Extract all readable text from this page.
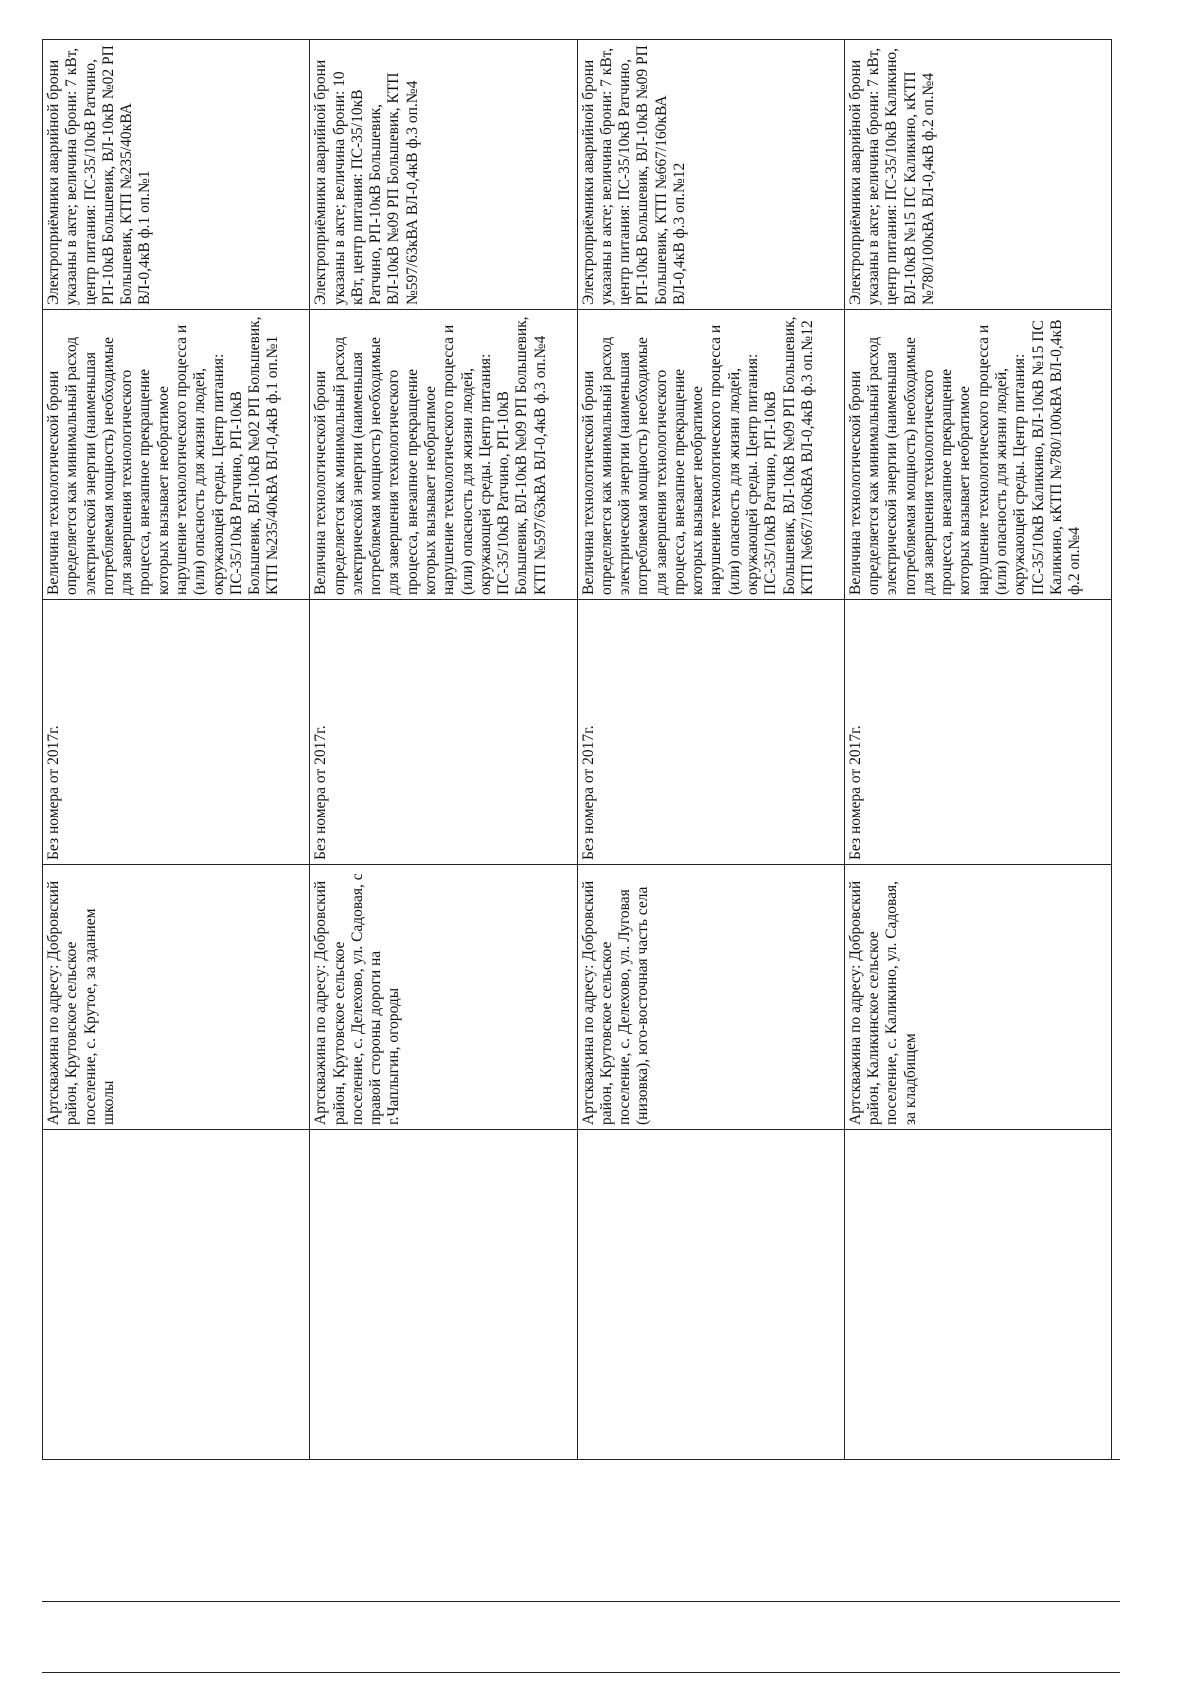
	Артскважина по адресу: Добровский район, Крутовское сельское поселение, с. Крутое, за зданием школы	Без номера от 2017г.	Величина технологической брони определяется как минимальный расход электрической энергии (наименьшая потребляемая мощность) необходимые для завершения технологического процесса, внезапное прекращение которых вызывает необратимое нарушение технологического процесса и (или) опасность для жизни людей, окружающей среды. Центр питания: ПС-35/10кВ Ратчино, РП-10кВ Большевик, ВЛ-10кВ №02 РП Большевик, КТП №235/40кВА ВЛ-0,4кВ ф.1 оп.№1	Электроприёмники аварийной брони указаны в акте; величина брони: 7 кВт, центр питания: ПС-35/10кВ Ратчино, РП-10кВ Большевик, ВЛ-10кВ №02 РП Большевик, КТП №235/40кВА ВЛ-0,4кВ ф.1 оп.№1
	Артскважина по адресу: Добровский район, Крутовское сельское поселение, с. Делехово, ул. Садовая, с правой стороны дороги на г.Чаплыгин, огороды	Без номера от 2017г.	Величина технологической брони определяется как минимальный расход электрической энергии (наименьшая потребляемая мощность) необходимые для завершения технологического процесса, внезапное прекращение которых вызывает необратимое нарушение технологического процесса и (или) опасность для жизни людей, окружающей среды. Центр питания: ПС-35/10кВ Ратчино, РП-10кВ Большевик, ВЛ-10кВ №09 РП Большевик, КТП №597/63кВА ВЛ-0,4кВ ф.3 оп.№4	Электроприёмники аварийной брони указаны в акте; величина брони: 10 кВт, центр питания: ПС-35/10кВ Ратчино, РП-10кВ Большевик, ВЛ-10кВ №09 РП Большевик, КТП №597/63кВА ВЛ-0,4кВ ф.3 оп.№4
	Артскважина по адресу: Добровский район, Крутовское сельское поселение, с. Делехово, ул. Луговая (низовка), юго-восточная часть села	Без номера от 2017г.	Величина технологической брони определяется как минимальный расход электрической энергии (наименьшая потребляемая мощность) необходимые для завершения технологического процесса, внезапное прекращение которых вызывает необратимое нарушение технологического процесса и (или) опасность для жизни людей, окружающей среды. Центр питания: ПС-35/10кВ Ратчино, РП-10кВ Большевик, ВЛ-10кВ №09 РП Большевик, КТП №667/160кВА ВЛ-0,4кВ ф.3 оп.№12	Электроприёмники аварийной брони указаны в акте; величина брони: 7 кВт, центр питания: ПС-35/10кВ Ратчино, РП-10кВ Большевик, ВЛ-10кВ №09 РП Большевик, КТП №667/160кВА ВЛ-0,4кВ ф.3 оп.№12
	Артскважина по адресу: Добровский район, Каликинское сельское поселение, с. Каликино, ул. Садовая, за кладбищем	Без номера от 2017г.	Величина технологической брони определяется как минимальный расход электрической энергии (наименьшая потребляемая мощность) необходимые для завершения технологического процесса, внезапное прекращение которых вызывает необратимое нарушение технологического процесса и (или) опасность для жизни людей, окружающей среды. Центр питания: ПС-35/10кВ Каликино, ВЛ-10кВ №15 ПС Каликино, кКТП №780/100кВА ВЛ-0,4кВ ф.2 оп.№4	Электроприёмники аварийной брони указаны в акте; величина брони: 7 кВт, центр питания: ПС-35/10кВ Каликино, ВЛ-10кВ №15 ПС Каликино, кКТП №780/100кВА ВЛ-0,4кВ ф.2 оп.№4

--*--

**What needs to be done**
Give every line above again exactly, with no pictures.

**Right answer**
Extract all readable text from this page.
	Артскважина по адресу: Добровский район, Крутовское сельское поселение, с. Крутое, за зданием школы	Без номера от 2017г.	Величина технологической брони определяется как минимальный расход электрической энергии (наименьшая потребляемая мощность) необходимые для завершения технологического процесса, внезапное прекращение которых вызывает необратимое нарушение технологического процесса и (или) опасность для жизни людей, окружающей среды. Центр питания: ПС-35/10кВ Ратчино, РП-10кВ Большевик, ВЛ-10кВ №02 РП Большевик, КТП №235/40кВА ВЛ-0,4кВ ф.1 оп.№1	Электроприёмники аварийной брони указаны в акте; величина брони: 7 кВт, центр питания: ПС-35/10кВ Ратчино, РП-10кВ Большевик, ВЛ-10кВ №02 РП Большевик, КТП №235/40кВА ВЛ-0,4кВ ф.1 оп.№1
	Артскважина по адресу: Добровский район, Крутовское сельское поселение, с. Делехово, ул. Садовая, с правой стороны дороги на г.Чаплыгин, огороды	Без номера от 2017г.	Величина технологической брони определяется как минимальный расход электрической энергии (наименьшая потребляемая мощность) необходимые для завершения технологического процесса, внезапное прекращение которых вызывает необратимое нарушение технологического процесса и (или) опасность для жизни людей, окружающей среды. Центр питания: ПС-35/10кВ Ратчино, РП-10кВ Большевик, ВЛ-10кВ №09 РП Большевик, КТП №597/63кВА ВЛ-0,4кВ ф.3 оп.№4	Электроприёмники аварийной брони указаны в акте; величина брони: 10 кВт, центр питания: ПС-35/10кВ Ратчино, РП-10кВ Большевик, ВЛ-10кВ №09 РП Большевик, КТП №597/63кВА ВЛ-0,4кВ ф.3 оп.№4
	Артскважина по адресу: Добровский район, Крутовское сельское поселение, с. Делехово, ул. Луговая (низовка), юго-восточная часть села	Без номера от 2017г.	Величина технологической брони определяется как минимальный расход электрической энергии (наименьшая потребляемая мощность) необходимые для завершения технологического процесса, внезапное прекращение которых вызывает необратимое нарушение технологического процесса и (или) опасность для жизни людей, окружающей среды. Центр питания: ПС-35/10кВ Ратчино, РП-10кВ Большевик, ВЛ-10кВ №09 РП Большевик, КТП №667/160кВА ВЛ-0,4кВ ф.3 оп.№12	Электроприёмники аварийной брони указаны в акте; величина брони: 7 кВт, центр питания: ПС-35/10кВ Ратчино, РП-10кВ Большевик, ВЛ-10кВ №09 РП Большевик, КТП №667/160кВА ВЛ-0,4кВ ф.3 оп.№12
	Артскважина по адресу: Добровский район, Каликинское сельское поселение, с. Каликино, ул. Садовая, за кладбищем	Без номера от 2017г.	Величина технологической брони определяется как минимальный расход электрической энергии (наименьшая потребляемая мощность) необходимые для завершения технологического процесса, внезапное прекращение которых вызывает необратимое нарушение технологического процесса и (или) опасность для жизни людей, окружающей среды. Центр питания: ПС-35/10кВ Каликино, ВЛ-10кВ №15 ПС Каликино, кКТП №780/100кВА ВЛ-0,4кВ ф.2 оп.№4	Электроприёмники аварийной брони указаны в акте; величина брони: 7 кВт, центр питания: ПС-35/10кВ Каликино, ВЛ-10кВ №15 ПС Каликино, кКТП №780/100кВА ВЛ-0,4кВ ф.2 оп.№4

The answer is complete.